§ **WRITTEN TASK**
Give only the number of lines in the records that include the string "usunięcie".

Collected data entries
---+---

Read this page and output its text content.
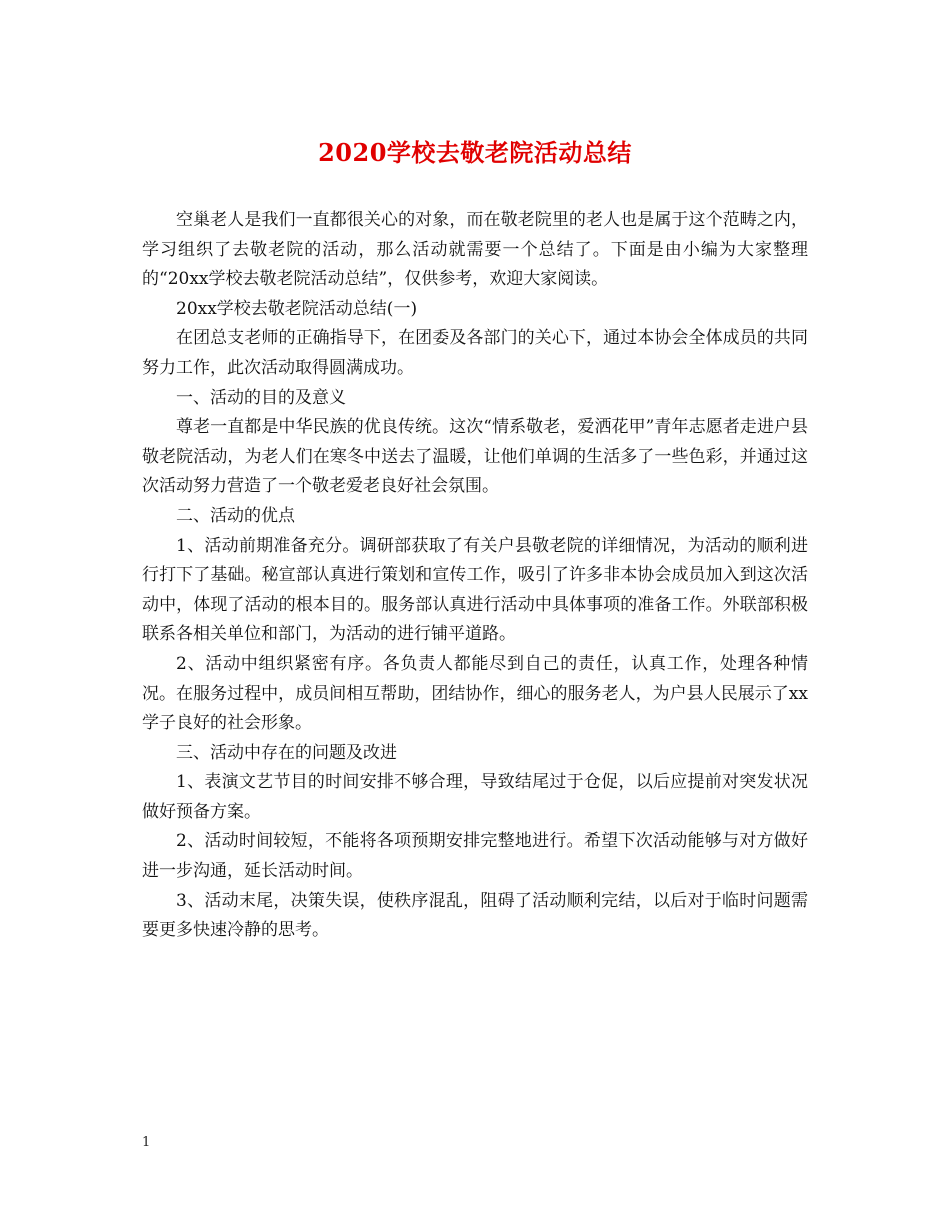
2020学校去敬老院活动总结

空巢老人是我们一直都很关心的对象，而在敬老院里的老人也是属于这个范畴之内，学习组织了去敬老院的活动，那么活动就需要一个总结了。下面是由小编为大家整理的“20xx学校去敬老院活动总结”，仅供参考，欢迎大家阅读。

20xx学校去敬老院活动总结(一)

在团总支老师的正确指导下，在团委及各部门的关心下，通过本协会全体成员的共同努力工作，此次活动取得圆满成功。

一、活动的目的及意义

尊老一直都是中华民族的优良传统。这次“情系敬老，爱洒花甲”青年志愿者走进户县敬老院活动，为老人们在寒冬中送去了温暖，让他们单调的生活多了一些色彩，并通过这次活动努力营造了一个敬老爱老良好社会氛围。

二、活动的优点

1、活动前期准备充分。调研部获取了有关户县敬老院的详细情况，为活动的顺利进行打下了基础。秘宣部认真进行策划和宣传工作，吸引了许多非本协会成员加入到这次活动中，体现了活动的根本目的。服务部认真进行活动中具体事项的准备工作。外联部积极联系各相关单位和部门，为活动的进行铺平道路。

2、活动中组织紧密有序。各负责人都能尽到自己的责任，认真工作，处理各种情况。在服务过程中，成员间相互帮助，团结协作，细心的服务老人，为户县人民展示了xx学子良好的社会形象。

三、活动中存在的问题及改进

1、表演文艺节目的时间安排不够合理，导致结尾过于仓促，以后应提前对突发状况做好预备方案。

2、活动时间较短，不能将各项预期安排完整地进行。希望下次活动能够与对方做好进一步沟通，延长活动时间。

3、活动末尾，决策失误，使秩序混乱，阻碍了活动顺利完结，以后对于临时问题需要更多快速冷静的思考。

1
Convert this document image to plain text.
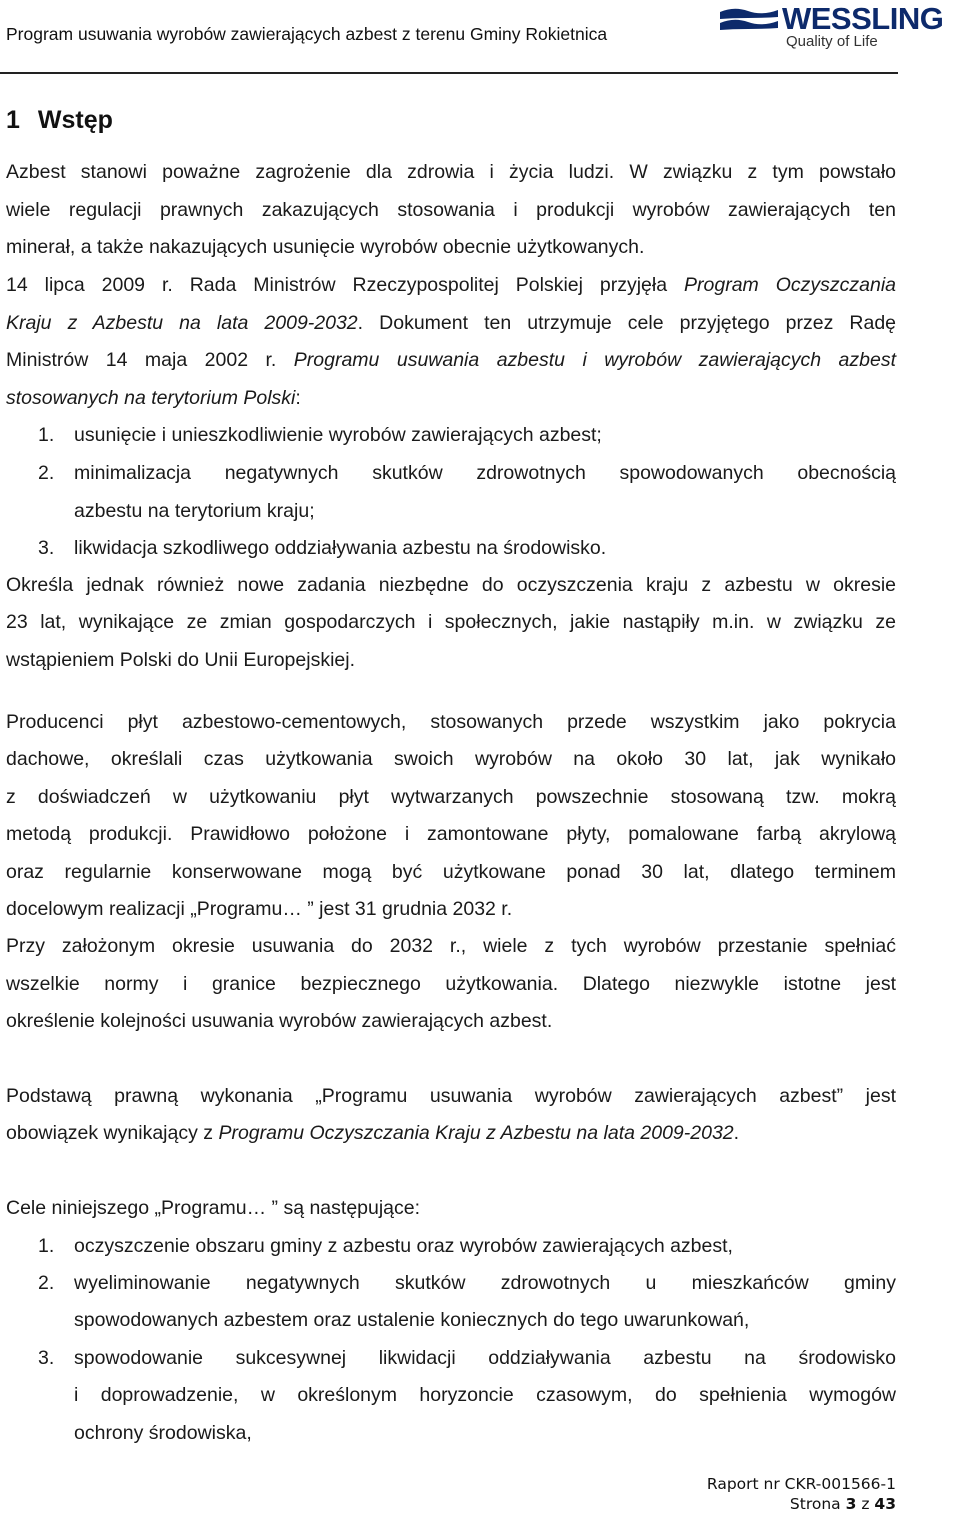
Program usuwania wyrobów zawierających azbest z terenu Gminy Rokietnica	WESSLING
Quality of Life
1 Wstęp
Azbest stanowi poważne zagrożenie dla zdrowia i życia ludzi. W związku z tym powstało
wiele regulacji prawnych zakazujących stosowania i produkcji wyrobów zawierających ten
minerał, a także nakazujących usunięcie wyrobów obecnie użytkowanych.
14 lipca 2009 r. Rada Ministrów Rzeczypospolitej Polskiej przyjęła Program Oczyszczania
Kraju z Azbestu na lata 2009-2032. Dokument ten utrzymuje cele przyjętego przez Radę
Ministrów 14 maja 2002 r. Programu usuwania azbestu i wyrobów zawierających azbest
stosowanych na terytorium Polski:
1. usunięcie i unieszkodliwienie wyrobów zawierających azbest;
2. minimalizacja negatywnych skutków zdrowotnych spowodowanych obecnością
azbestu na terytorium kraju;
3. likwidacja szkodliwego oddziaływania azbestu na środowisko.
Określa jednak również nowe zadania niezbędne do oczyszczenia kraju z azbestu w okresie
23 lat, wynikające ze zmian gospodarczych i społecznych, jakie nastąpiły m.in. w związku ze
wstąpieniem Polski do Unii Europejskiej.
Producenci płyt azbestowo-cementowych, stosowanych przede wszystkim jako pokrycia
dachowe, określali czas użytkowania swoich wyrobów na około 30 lat, jak wynikało
z doświadczeń w użytkowaniu płyt wytwarzanych powszechnie stosowaną tzw. mokrą
metodą produkcji. Prawidłowo położone i zamontowane płyty, pomalowane farbą akrylową
oraz regularnie konserwowane mogą być użytkowane ponad 30 lat, dlatego terminem
docelowym realizacji „Programu… ” jest 31 grudnia 2032 r.
Przy założonym okresie usuwania do 2032 r., wiele z tych wyrobów przestanie spełniać
wszelkie normy i granice bezpiecznego użytkowania. Dlatego niezwykle istotne jest
określenie kolejności usuwania wyrobów zawierających azbest.
Podstawą prawną wykonania „Programu usuwania wyrobów zawierających azbest” jest
obowiązek wynikający z Programu Oczyszczania Kraju z Azbestu na lata 2009-2032.
Cele niniejszego „Programu… ” są następujące:
1. oczyszczenie obszaru gminy z azbestu oraz wyrobów zawierających azbest,
2. wyeliminowanie negatywnych skutków zdrowotnych u mieszkańców gminy
spowodowanych azbestem oraz ustalenie koniecznych do tego uwarunkowań,
3. spowodowanie sukcesywnej likwidacji oddziaływania azbestu na środowisko
i doprowadzenie, w określonym horyzoncie czasowym, do spełnienia wymogów
ochrony środowiska,
Raport nr CKR-001566-1
Strona 3 z 43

---+---

§ **EXERCISE ANSWER**
2